Exercise prompt — Copy out each line of the material below that holds the string "Spielen".

Stored entries:
+-------+
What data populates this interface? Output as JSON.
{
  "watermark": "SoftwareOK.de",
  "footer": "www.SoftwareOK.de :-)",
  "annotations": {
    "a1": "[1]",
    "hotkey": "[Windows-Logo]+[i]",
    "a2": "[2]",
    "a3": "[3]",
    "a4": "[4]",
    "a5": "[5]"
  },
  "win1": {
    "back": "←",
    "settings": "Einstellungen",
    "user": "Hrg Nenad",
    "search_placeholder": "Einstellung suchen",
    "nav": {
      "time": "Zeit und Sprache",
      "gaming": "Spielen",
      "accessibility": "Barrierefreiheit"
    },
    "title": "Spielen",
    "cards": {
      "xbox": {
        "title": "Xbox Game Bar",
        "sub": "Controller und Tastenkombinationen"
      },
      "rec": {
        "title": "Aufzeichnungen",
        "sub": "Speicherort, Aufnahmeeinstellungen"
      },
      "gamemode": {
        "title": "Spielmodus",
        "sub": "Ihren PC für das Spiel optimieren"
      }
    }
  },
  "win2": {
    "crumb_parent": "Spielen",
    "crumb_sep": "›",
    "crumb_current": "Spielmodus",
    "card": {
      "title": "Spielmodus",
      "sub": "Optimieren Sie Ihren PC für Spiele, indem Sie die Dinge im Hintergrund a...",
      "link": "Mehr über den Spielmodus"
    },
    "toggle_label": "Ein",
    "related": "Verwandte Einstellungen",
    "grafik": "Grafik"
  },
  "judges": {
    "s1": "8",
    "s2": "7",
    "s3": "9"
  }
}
+-------+
Expected answer —
      "gaming": "Spielen",
    "title": "Spielen",
    "crumb_parent": "Spielen",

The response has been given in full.